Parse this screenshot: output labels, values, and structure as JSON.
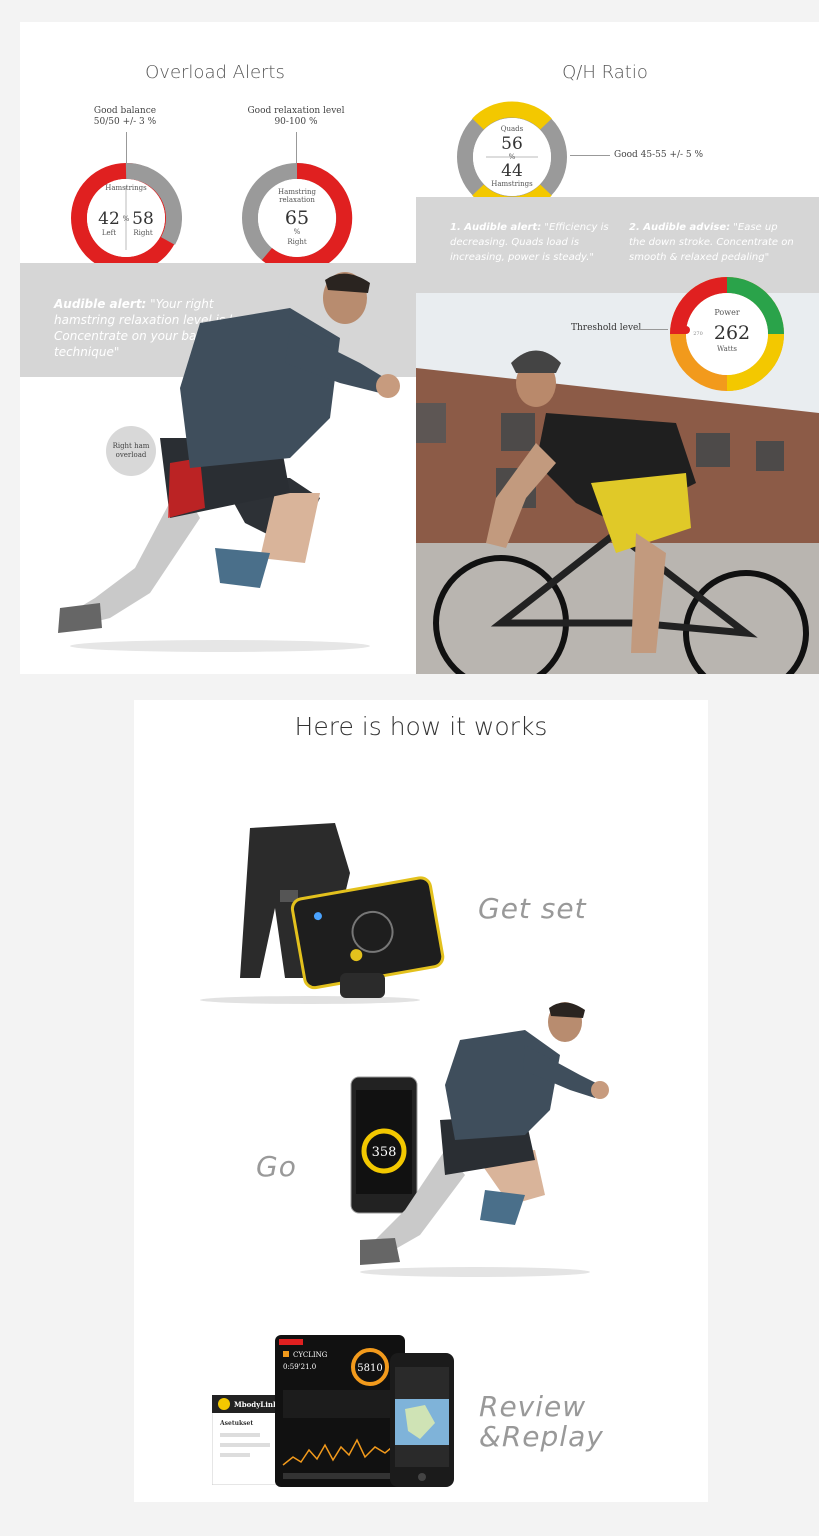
{
  "overload": {
    "title": "Overload Alerts",
    "balance_label": "Good balance",
    "balance_range": "50/50 +/- 3 %",
    "relax_label": "Good relaxation level",
    "relax_range": "90-100 %",
    "gauge1": {
      "label": "Hamstrings",
      "left_value": "42",
      "right_value": "58",
      "sep": "%",
      "left_label": "Left",
      "right_label": "Right"
    },
    "gauge2": {
      "label_line1": "Hamstring",
      "label_line2": "relaxation",
      "value": "65",
      "unit": "%",
      "side": "Right"
    },
    "alert_prefix": "Audible alert:",
    "alert_text": " \"Your right hamstring relaxation level is low. Concentrate on your balance & technique\"",
    "callout": "Right ham overload"
  },
  "qh": {
    "title": "Q/H Ratio",
    "gauge": {
      "top_label": "Quads",
      "top_value": "56",
      "unit": "%",
      "bottom_value": "44",
      "bottom_label": "Hamstrings"
    },
    "good_range": "Good 45-55 +/- 5 %",
    "alert1_prefix": "1. Audible alert:",
    "alert1_text": " \"Efficiency is decreasing. Quads load is increasing, power is steady.\"",
    "alert2_prefix": "2. Audible advise:",
    "alert2_text": " \"Ease up the down stroke. Concentrate on smooth & relaxed pedaling\"",
    "threshold_label": "Threshold level",
    "power": {
      "label": "Power",
      "value": "262",
      "unit": "Watts",
      "threshold": "270"
    }
  },
  "how": {
    "title": "Here is how it works",
    "step1": "Get set",
    "step2": "Go",
    "step3_line1": "Review",
    "step3_line2": "&Replay",
    "phone_value": "358",
    "tablet_activity": "CYCLING",
    "tablet_time": "0:59'21.0",
    "tablet_value": "5810",
    "laptop_brand": "MbodyLink",
    "laptop_heading": "Asetukset"
  },
  "colors": {
    "red": "#e02020",
    "grey": "#9a9a9a",
    "yellow": "#f3c800",
    "green": "#2aa34a",
    "orange": "#f29a1c"
  }
}
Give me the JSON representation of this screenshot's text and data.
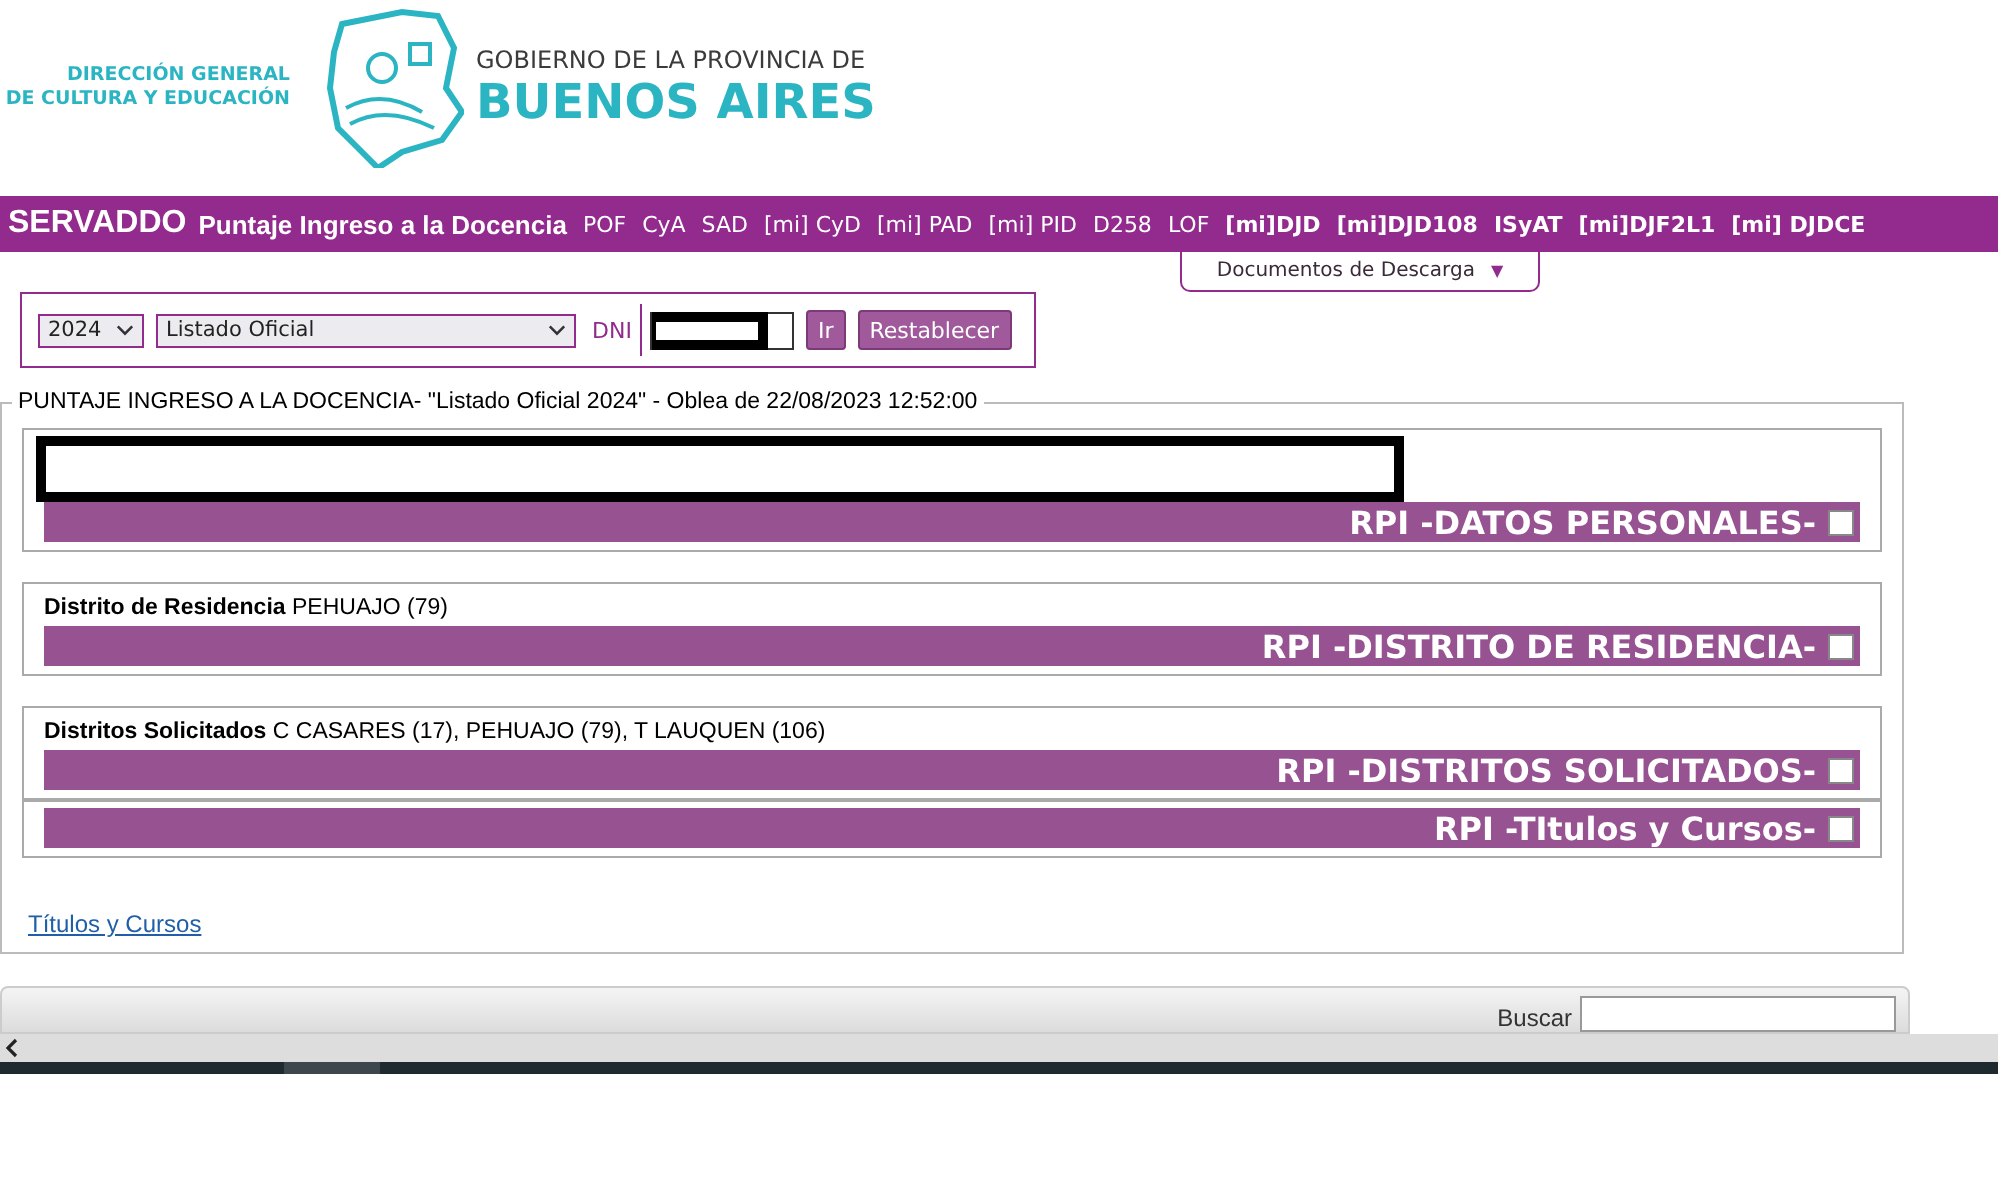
{
  "header": {
    "left_logo": [
      "DIRECCIÓN GENERAL",
      "DE CULTURA Y EDUCACIÓN"
    ],
    "right_logo_top": "GOBIERNO DE LA PROVINCIA DE",
    "right_logo_bottom": "BUENOS AIRES"
  },
  "nav": {
    "brand": "SERVADDO",
    "title": "Puntaje Ingreso a la Docencia",
    "links": [
      {
        "label": "POF",
        "bold": false
      },
      {
        "label": "CyA",
        "bold": false
      },
      {
        "label": "SAD",
        "bold": false
      },
      {
        "label": "[mi] CyD",
        "bold": false
      },
      {
        "label": "[mi] PAD",
        "bold": false
      },
      {
        "label": "[mi] PID",
        "bold": false
      },
      {
        "label": "D258",
        "bold": false
      },
      {
        "label": "LOF",
        "bold": false
      },
      {
        "label": "[mi]DJD",
        "bold": true
      },
      {
        "label": "[mi]DJD108",
        "bold": true
      },
      {
        "label": "ISyAT",
        "bold": true
      },
      {
        "label": "[mi]DJF2L1",
        "bold": true
      },
      {
        "label": "[mi] DJDCE",
        "bold": true
      }
    ],
    "dropdown": {
      "label": "Documentos de Descarga",
      "caret": "▼"
    }
  },
  "filter": {
    "year": "2024",
    "list": "Listado Oficial",
    "dni_label": "DNI",
    "buttons": [
      "Ir",
      "Restablecer"
    ]
  },
  "fieldset": {
    "legend": "PUNTAJE INGRESO A LA DOCENCIA- \"Listado Oficial 2024\" - Oblea de 22/08/2023 12:52:00",
    "sections": [
      {
        "kind": "redacted",
        "bar": "RPI -DATOS PERSONALES-",
        "checked": false
      },
      {
        "kind": "info",
        "label": "Distrito de Residencia",
        "value": "PEHUAJO (79)",
        "bar": "RPI -DISTRITO DE RESIDENCIA-",
        "checked": false
      },
      {
        "kind": "info",
        "label": "Distritos Solicitados",
        "value": "C CASARES (17), PEHUAJO (79), T LAUQUEN (106)",
        "bar": "RPI -DISTRITOS SOLICITADOS-",
        "checked": false
      },
      {
        "kind": "bar",
        "bar": "RPI -TItulos y Cursos-",
        "checked": false
      }
    ],
    "link": "Títulos y Cursos"
  },
  "bottom": {
    "search_label": "Buscar"
  }
}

Given request: The pictures should not be reproduced; quote all of the other material exactly.

Problem solution:
Parse this screenshot: output labels, values, and structure as JSON.
{
  "overload": {
    "title": "Overload Alerts",
    "balance_label": "Good balance",
    "balance_range": "50/50 +/- 3 %",
    "relax_label": "Good relaxation level",
    "relax_range": "90-100 %",
    "gauge1": {
      "label": "Hamstrings",
      "left_value": "42",
      "right_value": "58",
      "sep": "%",
      "left_label": "Left",
      "right_label": "Right"
    },
    "gauge2": {
      "label_line1": "Hamstring",
      "label_line2": "relaxation",
      "value": "65",
      "unit": "%",
      "side": "Right"
    },
    "alert_prefix": "Audible alert:",
    "alert_text": " \"Your right hamstring relaxation level is low. Concentrate on your balance & technique\"",
    "callout": "Right ham overload"
  },
  "qh": {
    "title": "Q/H Ratio",
    "gauge": {
      "top_label": "Quads",
      "top_value": "56",
      "unit": "%",
      "bottom_value": "44",
      "bottom_label": "Hamstrings"
    },
    "good_range": "Good 45-55 +/- 5 %",
    "alert1_prefix": "1. Audible alert:",
    "alert1_text": " \"Efficiency is decreasing. Quads load is increasing, power is steady.\"",
    "alert2_prefix": "2. Audible advise:",
    "alert2_text": " \"Ease up the down stroke. Concentrate on smooth & relaxed pedaling\"",
    "threshold_label": "Threshold level",
    "power": {
      "label": "Power",
      "value": "262",
      "unit": "Watts",
      "threshold": "270"
    }
  },
  "how": {
    "title": "Here is how it works",
    "step1": "Get set",
    "step2": "Go",
    "step3_line1": "Review",
    "step3_line2": "&Replay",
    "phone_value": "358",
    "tablet_activity": "CYCLING",
    "tablet_time": "0:59'21.0",
    "tablet_value": "5810",
    "laptop_brand": "MbodyLink",
    "laptop_heading": "Asetukset"
  },
  "colors": {
    "red": "#e02020",
    "grey": "#9a9a9a",
    "yellow": "#f3c800",
    "green": "#2aa34a",
    "orange": "#f29a1c"
  }
}
Give me the JSON representation of this screenshot's text and data.
{
  "header": {
    "left_logo": [
      "DIRECCIÓN GENERAL",
      "DE CULTURA Y EDUCACIÓN"
    ],
    "right_logo_top": "GOBIERNO DE LA PROVINCIA DE",
    "right_logo_bottom": "BUENOS AIRES"
  },
  "nav": {
    "brand": "SERVADDO",
    "title": "Puntaje Ingreso a la Docencia",
    "links": [
      {
        "label": "POF",
        "bold": false
      },
      {
        "label": "CyA",
        "bold": false
      },
      {
        "label": "SAD",
        "bold": false
      },
      {
        "label": "[mi] CyD",
        "bold": false
      },
      {
        "label": "[mi] PAD",
        "bold": false
      },
      {
        "label": "[mi] PID",
        "bold": false
      },
      {
        "label": "D258",
        "bold": false
      },
      {
        "label": "LOF",
        "bold": false
      },
      {
        "label": "[mi]DJD",
        "bold": true
      },
      {
        "label": "[mi]DJD108",
        "bold": true
      },
      {
        "label": "ISyAT",
        "bold": true
      },
      {
        "label": "[mi]DJF2L1",
        "bold": true
      },
      {
        "label": "[mi] DJDCE",
        "bold": true
      }
    ],
    "dropdown": {
      "label": "Documentos de Descarga",
      "caret": "▼"
    }
  },
  "filter": {
    "year": "2024",
    "list": "Listado Oficial",
    "dni_label": "DNI",
    "buttons": [
      "Ir",
      "Restablecer"
    ]
  },
  "fieldset": {
    "legend": "PUNTAJE INGRESO A LA DOCENCIA- \"Listado Oficial 2024\" - Oblea de 22/08/2023 12:52:00",
    "sections": [
      {
        "kind": "redacted",
        "bar": "RPI -DATOS PERSONALES-",
        "checked": false
      },
      {
        "kind": "info",
        "label": "Distrito de Residencia",
        "value": "PEHUAJO (79)",
        "bar": "RPI -DISTRITO DE RESIDENCIA-",
        "checked": false
      },
      {
        "kind": "info",
        "label": "Distritos Solicitados",
        "value": "C CASARES (17), PEHUAJO (79), T LAUQUEN (106)",
        "bar": "RPI -DISTRITOS SOLICITADOS-",
        "checked": false
      },
      {
        "kind": "bar",
        "bar": "RPI -TItulos y Cursos-",
        "checked": false
      }
    ],
    "link": "Títulos y Cursos"
  },
  "bottom": {
    "search_label": "Buscar"
  }
}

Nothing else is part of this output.